- [Exercise goal] Can the data below be set down again exactly, line for line?

- [Supplied data]
%%

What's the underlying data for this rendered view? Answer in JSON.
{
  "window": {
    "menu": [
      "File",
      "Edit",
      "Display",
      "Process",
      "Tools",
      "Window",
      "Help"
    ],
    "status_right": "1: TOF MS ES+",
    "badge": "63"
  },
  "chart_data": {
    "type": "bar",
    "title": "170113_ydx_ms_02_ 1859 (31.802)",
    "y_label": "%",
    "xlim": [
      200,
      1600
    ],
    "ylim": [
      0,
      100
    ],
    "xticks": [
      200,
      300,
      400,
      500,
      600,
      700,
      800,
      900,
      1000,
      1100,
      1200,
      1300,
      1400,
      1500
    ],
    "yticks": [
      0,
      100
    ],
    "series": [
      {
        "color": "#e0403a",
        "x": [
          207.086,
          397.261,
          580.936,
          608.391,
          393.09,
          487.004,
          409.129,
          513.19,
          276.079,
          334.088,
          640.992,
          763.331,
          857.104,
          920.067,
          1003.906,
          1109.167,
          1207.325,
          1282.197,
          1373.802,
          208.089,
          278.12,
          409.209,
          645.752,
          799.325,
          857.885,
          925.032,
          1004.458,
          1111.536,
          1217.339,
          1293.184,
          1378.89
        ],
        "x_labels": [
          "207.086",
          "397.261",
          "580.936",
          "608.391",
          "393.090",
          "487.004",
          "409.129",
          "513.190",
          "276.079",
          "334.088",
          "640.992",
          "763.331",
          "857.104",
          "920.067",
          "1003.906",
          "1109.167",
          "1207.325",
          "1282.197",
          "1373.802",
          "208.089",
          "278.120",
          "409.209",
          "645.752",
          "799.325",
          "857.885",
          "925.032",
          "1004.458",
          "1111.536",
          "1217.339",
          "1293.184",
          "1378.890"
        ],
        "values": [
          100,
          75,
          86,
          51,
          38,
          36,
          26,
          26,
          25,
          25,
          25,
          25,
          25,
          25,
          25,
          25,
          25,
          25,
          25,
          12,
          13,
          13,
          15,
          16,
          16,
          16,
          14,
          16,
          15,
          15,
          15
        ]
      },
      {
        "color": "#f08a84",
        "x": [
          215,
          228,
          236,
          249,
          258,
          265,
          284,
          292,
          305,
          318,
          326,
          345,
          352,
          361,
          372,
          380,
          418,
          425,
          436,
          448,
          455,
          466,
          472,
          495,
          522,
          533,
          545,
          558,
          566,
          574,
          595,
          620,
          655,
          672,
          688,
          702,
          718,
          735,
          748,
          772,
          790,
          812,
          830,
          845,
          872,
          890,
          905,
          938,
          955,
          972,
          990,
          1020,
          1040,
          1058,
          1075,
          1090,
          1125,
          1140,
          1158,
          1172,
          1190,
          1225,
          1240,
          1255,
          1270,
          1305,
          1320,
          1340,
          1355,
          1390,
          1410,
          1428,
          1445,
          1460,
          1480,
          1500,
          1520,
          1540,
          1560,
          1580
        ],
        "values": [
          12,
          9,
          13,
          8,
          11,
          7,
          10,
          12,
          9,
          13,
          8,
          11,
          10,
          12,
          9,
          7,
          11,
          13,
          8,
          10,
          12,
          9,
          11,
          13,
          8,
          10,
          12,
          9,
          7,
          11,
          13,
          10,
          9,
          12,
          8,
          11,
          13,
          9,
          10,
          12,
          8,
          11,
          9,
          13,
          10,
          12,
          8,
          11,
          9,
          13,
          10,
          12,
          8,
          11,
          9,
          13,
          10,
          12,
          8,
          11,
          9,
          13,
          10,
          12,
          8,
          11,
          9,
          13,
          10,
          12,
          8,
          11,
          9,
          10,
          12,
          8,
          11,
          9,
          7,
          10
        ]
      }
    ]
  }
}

%%

- [Worked solution]
What's the underlying data for this rendered view? Answer in JSON.
{
  "window": {
    "menu": [
      "File",
      "Edit",
      "Display",
      "Process",
      "Tools",
      "Window",
      "Help"
    ],
    "status_right": "1: TOF MS ES+",
    "badge": "63"
  },
  "chart_data": {
    "type": "bar",
    "title": "170113_ydx_ms_02_ 1859 (31.802)",
    "y_label": "%",
    "xlim": [
      200,
      1600
    ],
    "ylim": [
      0,
      100
    ],
    "xticks": [
      200,
      300,
      400,
      500,
      600,
      700,
      800,
      900,
      1000,
      1100,
      1200,
      1300,
      1400,
      1500
    ],
    "yticks": [
      0,
      100
    ],
    "series": [
      {
        "color": "#e0403a",
        "x": [
          207.086,
          397.261,
          580.936,
          608.391,
          393.09,
          487.004,
          409.129,
          513.19,
          276.079,
          334.088,
          640.992,
          763.331,
          857.104,
          920.067,
          1003.906,
          1109.167,
          1207.325,
          1282.197,
          1373.802,
          208.089,
          278.12,
          409.209,
          645.752,
          799.325,
          857.885,
          925.032,
          1004.458,
          1111.536,
          1217.339,
          1293.184,
          1378.89
        ],
        "x_labels": [
          "207.086",
          "397.261",
          "580.936",
          "608.391",
          "393.090",
          "487.004",
          "409.129",
          "513.190",
          "276.079",
          "334.088",
          "640.992",
          "763.331",
          "857.104",
          "920.067",
          "1003.906",
          "1109.167",
          "1207.325",
          "1282.197",
          "1373.802",
          "208.089",
          "278.120",
          "409.209",
          "645.752",
          "799.325",
          "857.885",
          "925.032",
          "1004.458",
          "1111.536",
          "1217.339",
          "1293.184",
          "1378.890"
        ],
        "values": [
          100,
          75,
          86,
          51,
          38,
          36,
          26,
          26,
          25,
          25,
          25,
          25,
          25,
          25,
          25,
          25,
          25,
          25,
          25,
          12,
          13,
          13,
          15,
          16,
          16,
          16,
          14,
          16,
          15,
          15,
          15
        ]
      },
      {
        "color": "#f08a84",
        "x": [
          215,
          228,
          236,
          249,
          258,
          265,
          284,
          292,
          305,
          318,
          326,
          345,
          352,
          361,
          372,
          380,
          418,
          425,
          436,
          448,
          455,
          466,
          472,
          495,
          522,
          533,
          545,
          558,
          566,
          574,
          595,
          620,
          655,
          672,
          688,
          702,
          718,
          735,
          748,
          772,
          790,
          812,
          830,
          845,
          872,
          890,
          905,
          938,
          955,
          972,
          990,
          1020,
          1040,
          1058,
          1075,
          1090,
          1125,
          1140,
          1158,
          1172,
          1190,
          1225,
          1240,
          1255,
          1270,
          1305,
          1320,
          1340,
          1355,
          1390,
          1410,
          1428,
          1445,
          1460,
          1480,
          1500,
          1520,
          1540,
          1560,
          1580
        ],
        "values": [
          12,
          9,
          13,
          8,
          11,
          7,
          10,
          12,
          9,
          13,
          8,
          11,
          10,
          12,
          9,
          7,
          11,
          13,
          8,
          10,
          12,
          9,
          11,
          13,
          8,
          10,
          12,
          9,
          7,
          11,
          13,
          10,
          9,
          12,
          8,
          11,
          13,
          9,
          10,
          12,
          8,
          11,
          9,
          13,
          10,
          12,
          8,
          11,
          9,
          13,
          10,
          12,
          8,
          11,
          9,
          13,
          10,
          12,
          8,
          11,
          9,
          13,
          10,
          12,
          8,
          11,
          9,
          13,
          10,
          12,
          8,
          11,
          9,
          10,
          12,
          8,
          11,
          9,
          7,
          10
        ]
      }
    ]
  }
}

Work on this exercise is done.